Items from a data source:
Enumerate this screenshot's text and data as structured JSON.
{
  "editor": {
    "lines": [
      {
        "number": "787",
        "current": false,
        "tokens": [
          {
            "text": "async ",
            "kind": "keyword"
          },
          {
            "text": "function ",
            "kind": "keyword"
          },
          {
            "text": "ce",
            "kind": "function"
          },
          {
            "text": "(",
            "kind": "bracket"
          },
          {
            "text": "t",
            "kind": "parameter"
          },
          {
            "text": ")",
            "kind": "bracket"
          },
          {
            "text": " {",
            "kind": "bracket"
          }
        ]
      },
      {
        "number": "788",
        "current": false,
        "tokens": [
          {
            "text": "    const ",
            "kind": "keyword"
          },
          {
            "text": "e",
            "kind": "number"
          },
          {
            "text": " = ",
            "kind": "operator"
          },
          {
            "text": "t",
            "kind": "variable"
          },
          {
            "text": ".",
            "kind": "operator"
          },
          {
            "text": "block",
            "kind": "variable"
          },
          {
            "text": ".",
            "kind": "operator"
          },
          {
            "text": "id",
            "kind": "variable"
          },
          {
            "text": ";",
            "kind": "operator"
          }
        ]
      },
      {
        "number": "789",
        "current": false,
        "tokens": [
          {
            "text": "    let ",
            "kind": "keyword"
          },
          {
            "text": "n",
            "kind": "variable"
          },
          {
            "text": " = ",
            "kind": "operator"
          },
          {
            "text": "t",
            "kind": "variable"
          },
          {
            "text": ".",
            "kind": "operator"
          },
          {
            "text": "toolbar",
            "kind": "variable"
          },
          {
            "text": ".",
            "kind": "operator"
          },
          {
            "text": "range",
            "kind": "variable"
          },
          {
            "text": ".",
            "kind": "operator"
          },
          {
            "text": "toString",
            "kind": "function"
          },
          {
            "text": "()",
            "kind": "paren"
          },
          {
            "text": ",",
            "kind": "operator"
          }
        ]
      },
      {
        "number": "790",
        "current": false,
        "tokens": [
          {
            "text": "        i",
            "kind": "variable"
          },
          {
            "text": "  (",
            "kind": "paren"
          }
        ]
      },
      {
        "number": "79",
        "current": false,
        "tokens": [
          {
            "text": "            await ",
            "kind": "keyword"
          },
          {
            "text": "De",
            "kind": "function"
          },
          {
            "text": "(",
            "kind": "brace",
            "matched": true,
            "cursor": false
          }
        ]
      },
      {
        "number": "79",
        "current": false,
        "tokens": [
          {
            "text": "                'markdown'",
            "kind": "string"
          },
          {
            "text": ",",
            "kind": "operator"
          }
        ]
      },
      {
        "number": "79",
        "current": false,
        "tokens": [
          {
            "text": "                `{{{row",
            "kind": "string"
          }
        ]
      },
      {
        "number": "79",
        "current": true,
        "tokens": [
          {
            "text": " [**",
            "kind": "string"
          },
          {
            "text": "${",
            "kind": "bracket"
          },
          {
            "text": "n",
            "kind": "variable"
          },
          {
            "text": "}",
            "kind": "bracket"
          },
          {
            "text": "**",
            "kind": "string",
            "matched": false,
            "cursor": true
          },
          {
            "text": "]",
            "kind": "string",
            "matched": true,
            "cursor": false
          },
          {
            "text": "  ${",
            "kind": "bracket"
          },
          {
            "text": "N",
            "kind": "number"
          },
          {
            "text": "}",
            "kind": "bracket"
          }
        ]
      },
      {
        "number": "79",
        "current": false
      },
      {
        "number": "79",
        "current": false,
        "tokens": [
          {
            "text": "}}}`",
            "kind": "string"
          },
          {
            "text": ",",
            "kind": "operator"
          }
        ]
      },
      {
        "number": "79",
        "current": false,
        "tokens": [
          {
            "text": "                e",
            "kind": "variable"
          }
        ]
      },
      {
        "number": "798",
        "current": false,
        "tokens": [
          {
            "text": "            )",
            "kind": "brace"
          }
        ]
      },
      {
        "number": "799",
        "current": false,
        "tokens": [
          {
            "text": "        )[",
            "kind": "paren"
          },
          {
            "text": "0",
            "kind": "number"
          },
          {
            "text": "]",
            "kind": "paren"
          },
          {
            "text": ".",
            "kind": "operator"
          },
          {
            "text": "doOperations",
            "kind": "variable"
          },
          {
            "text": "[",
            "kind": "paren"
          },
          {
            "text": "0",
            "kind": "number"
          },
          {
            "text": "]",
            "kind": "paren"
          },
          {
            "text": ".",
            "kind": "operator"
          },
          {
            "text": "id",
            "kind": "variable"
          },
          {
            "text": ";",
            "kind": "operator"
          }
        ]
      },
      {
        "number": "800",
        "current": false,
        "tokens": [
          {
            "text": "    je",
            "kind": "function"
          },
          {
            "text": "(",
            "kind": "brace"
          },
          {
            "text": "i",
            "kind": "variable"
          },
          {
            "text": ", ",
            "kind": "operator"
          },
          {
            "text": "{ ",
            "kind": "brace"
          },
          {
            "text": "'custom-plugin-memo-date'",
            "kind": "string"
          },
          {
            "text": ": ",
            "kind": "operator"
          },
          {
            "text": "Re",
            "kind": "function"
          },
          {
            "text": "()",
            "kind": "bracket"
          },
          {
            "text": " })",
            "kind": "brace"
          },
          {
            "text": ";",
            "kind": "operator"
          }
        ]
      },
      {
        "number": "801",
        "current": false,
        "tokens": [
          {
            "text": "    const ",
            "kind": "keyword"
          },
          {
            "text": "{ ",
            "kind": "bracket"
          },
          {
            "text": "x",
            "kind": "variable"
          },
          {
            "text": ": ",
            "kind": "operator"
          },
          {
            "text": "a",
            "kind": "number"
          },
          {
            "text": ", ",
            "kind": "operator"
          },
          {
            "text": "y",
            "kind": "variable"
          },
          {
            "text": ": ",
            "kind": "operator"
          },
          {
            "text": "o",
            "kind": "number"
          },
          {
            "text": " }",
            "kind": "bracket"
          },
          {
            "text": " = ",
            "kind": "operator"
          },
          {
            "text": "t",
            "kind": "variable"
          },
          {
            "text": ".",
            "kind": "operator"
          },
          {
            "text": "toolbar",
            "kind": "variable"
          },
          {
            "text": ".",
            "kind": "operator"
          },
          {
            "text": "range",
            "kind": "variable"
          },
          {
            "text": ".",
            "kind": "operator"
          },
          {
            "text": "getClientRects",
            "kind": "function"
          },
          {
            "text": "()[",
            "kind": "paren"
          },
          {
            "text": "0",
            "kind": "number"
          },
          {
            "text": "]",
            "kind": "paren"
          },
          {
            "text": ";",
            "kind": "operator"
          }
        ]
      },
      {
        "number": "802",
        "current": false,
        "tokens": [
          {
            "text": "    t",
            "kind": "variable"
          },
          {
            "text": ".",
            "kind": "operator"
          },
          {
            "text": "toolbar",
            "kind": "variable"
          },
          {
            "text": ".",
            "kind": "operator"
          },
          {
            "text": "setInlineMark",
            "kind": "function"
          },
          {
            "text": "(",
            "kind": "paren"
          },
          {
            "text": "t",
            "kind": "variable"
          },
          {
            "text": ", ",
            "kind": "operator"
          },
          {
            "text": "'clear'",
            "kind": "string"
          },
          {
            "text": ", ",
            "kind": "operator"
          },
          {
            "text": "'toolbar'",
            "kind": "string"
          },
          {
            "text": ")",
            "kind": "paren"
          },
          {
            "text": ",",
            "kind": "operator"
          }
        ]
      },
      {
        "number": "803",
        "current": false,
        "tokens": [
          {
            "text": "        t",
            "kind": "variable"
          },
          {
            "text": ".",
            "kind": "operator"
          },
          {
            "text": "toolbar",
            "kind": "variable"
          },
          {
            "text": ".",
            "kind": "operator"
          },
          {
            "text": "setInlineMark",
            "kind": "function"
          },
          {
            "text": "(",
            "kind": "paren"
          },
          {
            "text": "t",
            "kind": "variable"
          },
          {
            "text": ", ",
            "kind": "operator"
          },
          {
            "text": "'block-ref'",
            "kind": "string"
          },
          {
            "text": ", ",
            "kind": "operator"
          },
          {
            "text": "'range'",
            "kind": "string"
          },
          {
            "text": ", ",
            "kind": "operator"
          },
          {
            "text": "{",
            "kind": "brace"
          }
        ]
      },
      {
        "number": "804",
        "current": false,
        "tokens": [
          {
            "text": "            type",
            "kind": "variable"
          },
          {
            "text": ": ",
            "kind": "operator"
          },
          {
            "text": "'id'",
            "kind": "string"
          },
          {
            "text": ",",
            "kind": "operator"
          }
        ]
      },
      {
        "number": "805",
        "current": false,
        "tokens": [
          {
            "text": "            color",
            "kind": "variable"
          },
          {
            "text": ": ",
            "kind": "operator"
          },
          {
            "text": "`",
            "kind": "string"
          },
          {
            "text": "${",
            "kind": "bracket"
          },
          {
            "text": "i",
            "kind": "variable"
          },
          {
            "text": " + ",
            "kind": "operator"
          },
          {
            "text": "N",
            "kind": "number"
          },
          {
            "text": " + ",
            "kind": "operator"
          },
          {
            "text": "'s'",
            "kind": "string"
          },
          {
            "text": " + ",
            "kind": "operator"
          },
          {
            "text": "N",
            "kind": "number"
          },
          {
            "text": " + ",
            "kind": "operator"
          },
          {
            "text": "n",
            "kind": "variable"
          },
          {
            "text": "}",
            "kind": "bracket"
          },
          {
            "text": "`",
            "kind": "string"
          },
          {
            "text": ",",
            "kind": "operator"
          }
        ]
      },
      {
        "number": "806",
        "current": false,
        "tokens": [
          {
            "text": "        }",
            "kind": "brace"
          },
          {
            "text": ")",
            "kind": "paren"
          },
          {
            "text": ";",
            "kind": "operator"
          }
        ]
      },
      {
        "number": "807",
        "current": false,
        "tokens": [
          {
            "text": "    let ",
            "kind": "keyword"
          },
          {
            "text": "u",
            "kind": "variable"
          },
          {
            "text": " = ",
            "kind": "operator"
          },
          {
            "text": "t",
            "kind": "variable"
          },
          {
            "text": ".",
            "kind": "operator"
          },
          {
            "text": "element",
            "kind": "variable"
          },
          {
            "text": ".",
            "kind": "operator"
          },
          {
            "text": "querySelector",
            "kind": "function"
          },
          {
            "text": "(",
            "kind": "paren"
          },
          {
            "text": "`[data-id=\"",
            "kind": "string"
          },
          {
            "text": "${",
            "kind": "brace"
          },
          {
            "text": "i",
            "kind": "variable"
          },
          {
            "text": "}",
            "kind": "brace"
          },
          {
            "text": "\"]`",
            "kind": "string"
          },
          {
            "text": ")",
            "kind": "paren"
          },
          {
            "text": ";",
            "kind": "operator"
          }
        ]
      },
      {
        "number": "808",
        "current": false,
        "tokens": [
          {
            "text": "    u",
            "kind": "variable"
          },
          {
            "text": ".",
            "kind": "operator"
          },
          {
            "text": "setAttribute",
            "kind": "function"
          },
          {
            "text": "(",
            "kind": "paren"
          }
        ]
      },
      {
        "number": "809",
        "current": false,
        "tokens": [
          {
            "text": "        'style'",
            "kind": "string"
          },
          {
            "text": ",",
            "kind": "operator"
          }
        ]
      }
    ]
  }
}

■ SHORT PROBLEM: From the listing above, collect each line in which the string "true" appears.

■ ANSWER BELOW:
            "matched": true,
        "current": true,
            "cursor": true
            "matched": true,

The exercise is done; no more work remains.